Output an exact reproduction of the data.

— Begin —

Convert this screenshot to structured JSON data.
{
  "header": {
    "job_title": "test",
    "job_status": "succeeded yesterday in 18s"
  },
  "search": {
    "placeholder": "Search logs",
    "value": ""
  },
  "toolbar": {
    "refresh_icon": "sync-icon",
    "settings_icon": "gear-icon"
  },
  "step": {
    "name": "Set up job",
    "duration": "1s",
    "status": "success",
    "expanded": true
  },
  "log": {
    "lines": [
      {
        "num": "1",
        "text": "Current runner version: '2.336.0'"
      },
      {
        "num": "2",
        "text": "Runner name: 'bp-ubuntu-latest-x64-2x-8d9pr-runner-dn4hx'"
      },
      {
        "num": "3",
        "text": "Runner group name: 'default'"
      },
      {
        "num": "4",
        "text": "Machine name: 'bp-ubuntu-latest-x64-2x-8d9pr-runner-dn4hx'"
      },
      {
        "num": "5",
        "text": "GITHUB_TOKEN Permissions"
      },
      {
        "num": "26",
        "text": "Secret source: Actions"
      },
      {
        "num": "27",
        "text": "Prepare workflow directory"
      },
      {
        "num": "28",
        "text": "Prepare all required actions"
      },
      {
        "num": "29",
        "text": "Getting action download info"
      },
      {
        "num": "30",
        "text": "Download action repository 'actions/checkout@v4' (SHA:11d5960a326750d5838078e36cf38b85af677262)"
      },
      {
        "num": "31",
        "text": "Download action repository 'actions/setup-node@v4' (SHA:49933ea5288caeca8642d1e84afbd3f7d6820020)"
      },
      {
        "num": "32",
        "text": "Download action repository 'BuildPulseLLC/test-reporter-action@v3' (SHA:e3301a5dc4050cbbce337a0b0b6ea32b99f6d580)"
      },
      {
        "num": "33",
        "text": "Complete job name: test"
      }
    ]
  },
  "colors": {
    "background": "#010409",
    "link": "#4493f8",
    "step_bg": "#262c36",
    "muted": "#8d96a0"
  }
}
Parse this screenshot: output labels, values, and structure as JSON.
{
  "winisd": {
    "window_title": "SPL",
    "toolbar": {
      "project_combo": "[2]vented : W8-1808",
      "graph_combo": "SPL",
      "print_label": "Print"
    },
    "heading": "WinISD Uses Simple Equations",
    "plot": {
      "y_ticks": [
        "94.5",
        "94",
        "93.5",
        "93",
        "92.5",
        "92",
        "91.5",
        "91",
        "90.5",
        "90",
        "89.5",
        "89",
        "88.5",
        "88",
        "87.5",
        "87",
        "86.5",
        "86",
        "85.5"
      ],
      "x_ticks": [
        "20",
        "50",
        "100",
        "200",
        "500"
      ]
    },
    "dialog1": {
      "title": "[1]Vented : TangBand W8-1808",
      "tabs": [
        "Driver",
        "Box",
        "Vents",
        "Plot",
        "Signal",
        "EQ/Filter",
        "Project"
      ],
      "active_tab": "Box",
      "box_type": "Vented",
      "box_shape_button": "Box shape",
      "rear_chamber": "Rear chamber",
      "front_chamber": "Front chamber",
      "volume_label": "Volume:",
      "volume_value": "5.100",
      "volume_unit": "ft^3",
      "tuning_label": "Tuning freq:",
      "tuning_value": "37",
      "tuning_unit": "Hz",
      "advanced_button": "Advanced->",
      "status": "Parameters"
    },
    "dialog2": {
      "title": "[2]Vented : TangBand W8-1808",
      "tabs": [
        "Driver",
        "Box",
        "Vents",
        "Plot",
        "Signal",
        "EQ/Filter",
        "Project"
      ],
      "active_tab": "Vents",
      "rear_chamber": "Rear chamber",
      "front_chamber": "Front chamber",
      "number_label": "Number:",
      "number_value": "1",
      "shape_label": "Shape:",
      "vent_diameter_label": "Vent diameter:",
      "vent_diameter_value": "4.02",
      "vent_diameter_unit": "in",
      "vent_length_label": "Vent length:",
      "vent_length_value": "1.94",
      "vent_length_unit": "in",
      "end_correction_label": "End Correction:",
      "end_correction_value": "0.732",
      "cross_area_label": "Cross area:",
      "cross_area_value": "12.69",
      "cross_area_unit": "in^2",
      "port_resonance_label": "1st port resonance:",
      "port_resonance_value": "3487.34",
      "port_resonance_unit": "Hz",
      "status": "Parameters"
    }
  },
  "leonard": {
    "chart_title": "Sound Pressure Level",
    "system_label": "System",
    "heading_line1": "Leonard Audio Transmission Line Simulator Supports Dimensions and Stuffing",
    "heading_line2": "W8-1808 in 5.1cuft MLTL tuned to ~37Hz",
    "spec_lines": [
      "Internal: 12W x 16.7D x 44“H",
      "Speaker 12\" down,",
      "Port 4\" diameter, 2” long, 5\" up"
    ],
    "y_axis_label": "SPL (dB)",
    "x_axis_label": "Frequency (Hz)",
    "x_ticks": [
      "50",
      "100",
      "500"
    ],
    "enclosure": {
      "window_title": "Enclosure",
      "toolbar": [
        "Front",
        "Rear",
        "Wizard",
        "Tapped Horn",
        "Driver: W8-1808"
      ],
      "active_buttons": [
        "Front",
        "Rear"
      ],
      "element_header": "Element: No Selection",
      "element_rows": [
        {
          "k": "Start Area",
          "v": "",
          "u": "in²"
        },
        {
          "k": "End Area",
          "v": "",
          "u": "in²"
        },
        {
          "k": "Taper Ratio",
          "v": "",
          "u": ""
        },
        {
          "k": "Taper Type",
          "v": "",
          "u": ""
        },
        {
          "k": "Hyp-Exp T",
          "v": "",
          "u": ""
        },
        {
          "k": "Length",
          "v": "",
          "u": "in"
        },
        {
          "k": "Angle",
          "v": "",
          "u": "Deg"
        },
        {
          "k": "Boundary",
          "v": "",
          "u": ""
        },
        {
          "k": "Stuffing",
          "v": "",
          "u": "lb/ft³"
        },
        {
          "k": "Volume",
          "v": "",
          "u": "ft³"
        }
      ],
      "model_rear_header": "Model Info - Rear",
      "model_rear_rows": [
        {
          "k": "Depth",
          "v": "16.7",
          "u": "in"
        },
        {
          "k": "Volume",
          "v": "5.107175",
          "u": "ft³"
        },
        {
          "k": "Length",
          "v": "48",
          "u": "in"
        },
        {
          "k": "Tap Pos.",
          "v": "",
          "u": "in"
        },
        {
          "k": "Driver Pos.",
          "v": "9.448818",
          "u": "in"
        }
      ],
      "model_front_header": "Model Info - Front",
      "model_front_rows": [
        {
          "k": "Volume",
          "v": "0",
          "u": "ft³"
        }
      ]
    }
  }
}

— End —

Finished exercise:
Convert this screenshot to structured JSON data.
{
  "header": {
    "job_title": "test",
    "job_status": "succeeded yesterday in 18s"
  },
  "search": {
    "placeholder": "Search logs",
    "value": ""
  },
  "toolbar": {
    "refresh_icon": "sync-icon",
    "settings_icon": "gear-icon"
  },
  "step": {
    "name": "Set up job",
    "duration": "1s",
    "status": "success",
    "expanded": true
  },
  "log": {
    "lines": [
      {
        "num": "1",
        "text": "Current runner version: '2.336.0'"
      },
      {
        "num": "2",
        "text": "Runner name: 'bp-ubuntu-latest-x64-2x-8d9pr-runner-dn4hx'"
      },
      {
        "num": "3",
        "text": "Runner group name: 'default'"
      },
      {
        "num": "4",
        "text": "Machine name: 'bp-ubuntu-latest-x64-2x-8d9pr-runner-dn4hx'"
      },
      {
        "num": "5",
        "text": "GITHUB_TOKEN Permissions"
      },
      {
        "num": "26",
        "text": "Secret source: Actions"
      },
      {
        "num": "27",
        "text": "Prepare workflow directory"
      },
      {
        "num": "28",
        "text": "Prepare all required actions"
      },
      {
        "num": "29",
        "text": "Getting action download info"
      },
      {
        "num": "30",
        "text": "Download action repository 'actions/checkout@v4' (SHA:11d5960a326750d5838078e36cf38b85af677262)"
      },
      {
        "num": "31",
        "text": "Download action repository 'actions/setup-node@v4' (SHA:49933ea5288caeca8642d1e84afbd3f7d6820020)"
      },
      {
        "num": "32",
        "text": "Download action repository 'BuildPulseLLC/test-reporter-action@v3' (SHA:e3301a5dc4050cbbce337a0b0b6ea32b99f6d580)"
      },
      {
        "num": "33",
        "text": "Complete job name: test"
      }
    ]
  },
  "colors": {
    "background": "#010409",
    "link": "#4493f8",
    "step_bg": "#262c36",
    "muted": "#8d96a0"
  }
}
Parse this screenshot: output labels, values, and structure as JSON.
{
  "winisd": {
    "window_title": "SPL",
    "toolbar": {
      "project_combo": "[2]vented : W8-1808",
      "graph_combo": "SPL",
      "print_label": "Print"
    },
    "heading": "WinISD Uses Simple Equations",
    "plot": {
      "y_ticks": [
        "94.5",
        "94",
        "93.5",
        "93",
        "92.5",
        "92",
        "91.5",
        "91",
        "90.5",
        "90",
        "89.5",
        "89",
        "88.5",
        "88",
        "87.5",
        "87",
        "86.5",
        "86",
        "85.5"
      ],
      "x_ticks": [
        "20",
        "50",
        "100",
        "200",
        "500"
      ]
    },
    "dialog1": {
      "title": "[1]Vented : TangBand W8-1808",
      "tabs": [
        "Driver",
        "Box",
        "Vents",
        "Plot",
        "Signal",
        "EQ/Filter",
        "Project"
      ],
      "active_tab": "Box",
      "box_type": "Vented",
      "box_shape_button": "Box shape",
      "rear_chamber": "Rear chamber",
      "front_chamber": "Front chamber",
      "volume_label": "Volume:",
      "volume_value": "5.100",
      "volume_unit": "ft^3",
      "tuning_label": "Tuning freq:",
      "tuning_value": "37",
      "tuning_unit": "Hz",
      "advanced_button": "Advanced->",
      "status": "Parameters"
    },
    "dialog2": {
      "title": "[2]Vented : TangBand W8-1808",
      "tabs": [
        "Driver",
        "Box",
        "Vents",
        "Plot",
        "Signal",
        "EQ/Filter",
        "Project"
      ],
      "active_tab": "Vents",
      "rear_chamber": "Rear chamber",
      "front_chamber": "Front chamber",
      "number_label": "Number:",
      "number_value": "1",
      "shape_label": "Shape:",
      "vent_diameter_label": "Vent diameter:",
      "vent_diameter_value": "4.02",
      "vent_diameter_unit": "in",
      "vent_length_label": "Vent length:",
      "vent_length_value": "1.94",
      "vent_length_unit": "in",
      "end_correction_label": "End Correction:",
      "end_correction_value": "0.732",
      "cross_area_label": "Cross area:",
      "cross_area_value": "12.69",
      "cross_area_unit": "in^2",
      "port_resonance_label": "1st port resonance:",
      "port_resonance_value": "3487.34",
      "port_resonance_unit": "Hz",
      "status": "Parameters"
    }
  },
  "leonard": {
    "chart_title": "Sound Pressure Level",
    "system_label": "System",
    "heading_line1": "Leonard Audio Transmission Line Simulator Supports Dimensions and Stuffing",
    "heading_line2": "W8-1808 in 5.1cuft MLTL tuned to ~37Hz",
    "spec_lines": [
      "Internal: 12W x 16.7D x 44“H",
      "Speaker 12\" down,",
      "Port 4\" diameter, 2” long, 5\" up"
    ],
    "y_axis_label": "SPL (dB)",
    "x_axis_label": "Frequency (Hz)",
    "x_ticks": [
      "50",
      "100",
      "500"
    ],
    "enclosure": {
      "window_title": "Enclosure",
      "toolbar": [
        "Front",
        "Rear",
        "Wizard",
        "Tapped Horn",
        "Driver: W8-1808"
      ],
      "active_buttons": [
        "Front",
        "Rear"
      ],
      "element_header": "Element: No Selection",
      "element_rows": [
        {
          "k": "Start Area",
          "v": "",
          "u": "in²"
        },
        {
          "k": "End Area",
          "v": "",
          "u": "in²"
        },
        {
          "k": "Taper Ratio",
          "v": "",
          "u": ""
        },
        {
          "k": "Taper Type",
          "v": "",
          "u": ""
        },
        {
          "k": "Hyp-Exp T",
          "v": "",
          "u": ""
        },
        {
          "k": "Length",
          "v": "",
          "u": "in"
        },
        {
          "k": "Angle",
          "v": "",
          "u": "Deg"
        },
        {
          "k": "Boundary",
          "v": "",
          "u": ""
        },
        {
          "k": "Stuffing",
          "v": "",
          "u": "lb/ft³"
        },
        {
          "k": "Volume",
          "v": "",
          "u": "ft³"
        }
      ],
      "model_rear_header": "Model Info - Rear",
      "model_rear_rows": [
        {
          "k": "Depth",
          "v": "16.7",
          "u": "in"
        },
        {
          "k": "Volume",
          "v": "5.107175",
          "u": "ft³"
        },
        {
          "k": "Length",
          "v": "48",
          "u": "in"
        },
        {
          "k": "Tap Pos.",
          "v": "",
          "u": "in"
        },
        {
          "k": "Driver Pos.",
          "v": "9.448818",
          "u": "in"
        }
      ],
      "model_front_header": "Model Info - Front",
      "model_front_rows": [
        {
          "k": "Volume",
          "v": "0",
          "u": "ft³"
        }
      ]
    }
  }
}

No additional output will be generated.